* REQUIRED TASK *
Any picture among the records should be left out, please; retype the rest exactly.

* DATASET RECORDS *
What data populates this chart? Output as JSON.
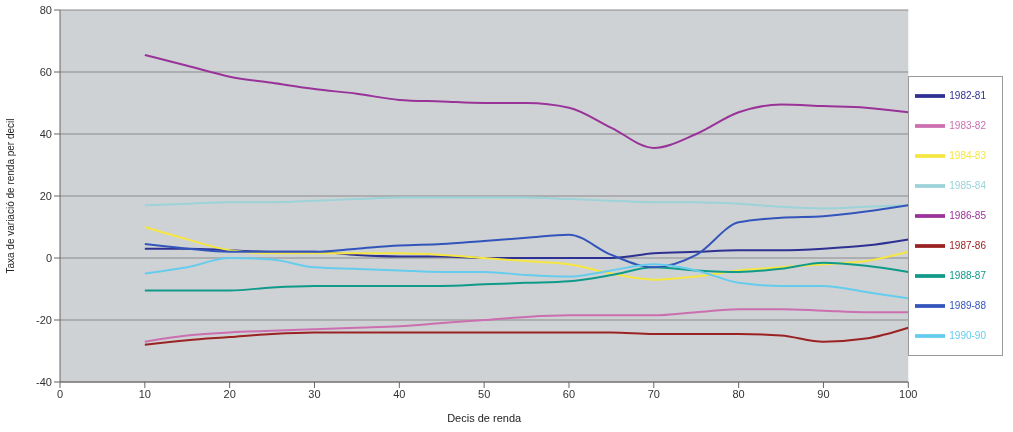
{
  "chart_data": {
    "type": "line",
    "xlabel": "Decis de renda",
    "ylabel": "Taxa de variació de renda per decil",
    "x": [
      10,
      15,
      20,
      25,
      30,
      35,
      40,
      45,
      50,
      55,
      60,
      65,
      70,
      75,
      80,
      85,
      90,
      95,
      100
    ],
    "xlim": [
      0,
      100
    ],
    "xticks": [
      0,
      10,
      20,
      30,
      40,
      50,
      60,
      70,
      80,
      90,
      100
    ],
    "ylim": [
      -40,
      80
    ],
    "yticks": [
      -40,
      -20,
      0,
      20,
      40,
      60,
      80
    ],
    "grid": "y",
    "legend": "right",
    "marker": "none",
    "line_style": "solid",
    "series": [
      {
        "name": "1982-81",
        "color": "#2e3192",
        "values": [
          3,
          3,
          2.5,
          2,
          2,
          1,
          0.5,
          0.5,
          0,
          0,
          0,
          0,
          1.5,
          2,
          2.5,
          2.5,
          3,
          4,
          6
        ]
      },
      {
        "name": "1983-82",
        "color": "#cc6fb0",
        "values": [
          -27,
          -25,
          -24,
          -23.5,
          -23,
          -22.5,
          -22,
          -21,
          -20,
          -19,
          -18.5,
          -18.5,
          -18.5,
          -17.5,
          -16.5,
          -16.5,
          -17,
          -17.5,
          -17.5
        ]
      },
      {
        "name": "1984-83",
        "color": "#f5e642",
        "values": [
          10,
          6,
          2.5,
          1.5,
          1.5,
          1.5,
          1.5,
          1,
          0,
          -1,
          -2,
          -5,
          -7,
          -6,
          -4,
          -3,
          -2,
          -1,
          2
        ]
      },
      {
        "name": "1985-84",
        "color": "#9bd3d8",
        "values": [
          17,
          17.5,
          18,
          18,
          18.5,
          19,
          19.5,
          19.5,
          19.5,
          19.5,
          19,
          18.5,
          18,
          18,
          17.5,
          16.5,
          16,
          16.5,
          17
        ]
      },
      {
        "name": "1986-85",
        "color": "#993399",
        "values": [
          65.5,
          62,
          58.5,
          56.5,
          54.5,
          53,
          51,
          50.5,
          50,
          50,
          48.5,
          42,
          35.5,
          40,
          47,
          49.5,
          49,
          48.5,
          47
        ]
      },
      {
        "name": "1987-86",
        "color": "#9b2222",
        "values": [
          -28,
          -26.5,
          -25.5,
          -24.5,
          -24,
          -24,
          -24,
          -24,
          -24,
          -24,
          -24,
          -24,
          -24.5,
          -24.5,
          -24.5,
          -25,
          -27,
          -26,
          -22.5
        ]
      },
      {
        "name": "1988-87",
        "color": "#0f9a8a",
        "values": [
          -10.5,
          -10.5,
          -10.5,
          -9.5,
          -9,
          -9,
          -9,
          -9,
          -8.5,
          -8,
          -7.5,
          -5.5,
          -3,
          -4,
          -4.5,
          -3.5,
          -1.5,
          -2.5,
          -4.5
        ]
      },
      {
        "name": "1989-88",
        "color": "#3355bb",
        "values": [
          4.5,
          3,
          2,
          2,
          2,
          3,
          4,
          4.5,
          5.5,
          6.5,
          7.5,
          1,
          -3,
          1,
          11.5,
          13,
          13.5,
          15,
          17
        ]
      },
      {
        "name": "1990-90",
        "color": "#66ccee",
        "values": [
          -5,
          -3,
          0,
          -0.5,
          -3,
          -3.5,
          -4,
          -4.5,
          -4.5,
          -5.5,
          -6,
          -4,
          -2,
          -4,
          -8,
          -9,
          -9,
          -11,
          -13
        ]
      }
    ]
  }
}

* RESPONSE TO THIS EXERCISE *
What data populates this chart? Output as JSON.
{
  "chart_data": {
    "type": "line",
    "xlabel": "Decis de renda",
    "ylabel": "Taxa de variació de renda per decil",
    "x": [
      10,
      15,
      20,
      25,
      30,
      35,
      40,
      45,
      50,
      55,
      60,
      65,
      70,
      75,
      80,
      85,
      90,
      95,
      100
    ],
    "xlim": [
      0,
      100
    ],
    "xticks": [
      0,
      10,
      20,
      30,
      40,
      50,
      60,
      70,
      80,
      90,
      100
    ],
    "ylim": [
      -40,
      80
    ],
    "yticks": [
      -40,
      -20,
      0,
      20,
      40,
      60,
      80
    ],
    "grid": "y",
    "legend": "right",
    "marker": "none",
    "line_style": "solid",
    "series": [
      {
        "name": "1982-81",
        "color": "#2e3192",
        "values": [
          3,
          3,
          2.5,
          2,
          2,
          1,
          0.5,
          0.5,
          0,
          0,
          0,
          0,
          1.5,
          2,
          2.5,
          2.5,
          3,
          4,
          6
        ]
      },
      {
        "name": "1983-82",
        "color": "#cc6fb0",
        "values": [
          -27,
          -25,
          -24,
          -23.5,
          -23,
          -22.5,
          -22,
          -21,
          -20,
          -19,
          -18.5,
          -18.5,
          -18.5,
          -17.5,
          -16.5,
          -16.5,
          -17,
          -17.5,
          -17.5
        ]
      },
      {
        "name": "1984-83",
        "color": "#f5e642",
        "values": [
          10,
          6,
          2.5,
          1.5,
          1.5,
          1.5,
          1.5,
          1,
          0,
          -1,
          -2,
          -5,
          -7,
          -6,
          -4,
          -3,
          -2,
          -1,
          2
        ]
      },
      {
        "name": "1985-84",
        "color": "#9bd3d8",
        "values": [
          17,
          17.5,
          18,
          18,
          18.5,
          19,
          19.5,
          19.5,
          19.5,
          19.5,
          19,
          18.5,
          18,
          18,
          17.5,
          16.5,
          16,
          16.5,
          17
        ]
      },
      {
        "name": "1986-85",
        "color": "#993399",
        "values": [
          65.5,
          62,
          58.5,
          56.5,
          54.5,
          53,
          51,
          50.5,
          50,
          50,
          48.5,
          42,
          35.5,
          40,
          47,
          49.5,
          49,
          48.5,
          47
        ]
      },
      {
        "name": "1987-86",
        "color": "#9b2222",
        "values": [
          -28,
          -26.5,
          -25.5,
          -24.5,
          -24,
          -24,
          -24,
          -24,
          -24,
          -24,
          -24,
          -24,
          -24.5,
          -24.5,
          -24.5,
          -25,
          -27,
          -26,
          -22.5
        ]
      },
      {
        "name": "1988-87",
        "color": "#0f9a8a",
        "values": [
          -10.5,
          -10.5,
          -10.5,
          -9.5,
          -9,
          -9,
          -9,
          -9,
          -8.5,
          -8,
          -7.5,
          -5.5,
          -3,
          -4,
          -4.5,
          -3.5,
          -1.5,
          -2.5,
          -4.5
        ]
      },
      {
        "name": "1989-88",
        "color": "#3355bb",
        "values": [
          4.5,
          3,
          2,
          2,
          2,
          3,
          4,
          4.5,
          5.5,
          6.5,
          7.5,
          1,
          -3,
          1,
          11.5,
          13,
          13.5,
          15,
          17
        ]
      },
      {
        "name": "1990-90",
        "color": "#66ccee",
        "values": [
          -5,
          -3,
          0,
          -0.5,
          -3,
          -3.5,
          -4,
          -4.5,
          -4.5,
          -5.5,
          -6,
          -4,
          -2,
          -4,
          -8,
          -9,
          -9,
          -11,
          -13
        ]
      }
    ]
  }
}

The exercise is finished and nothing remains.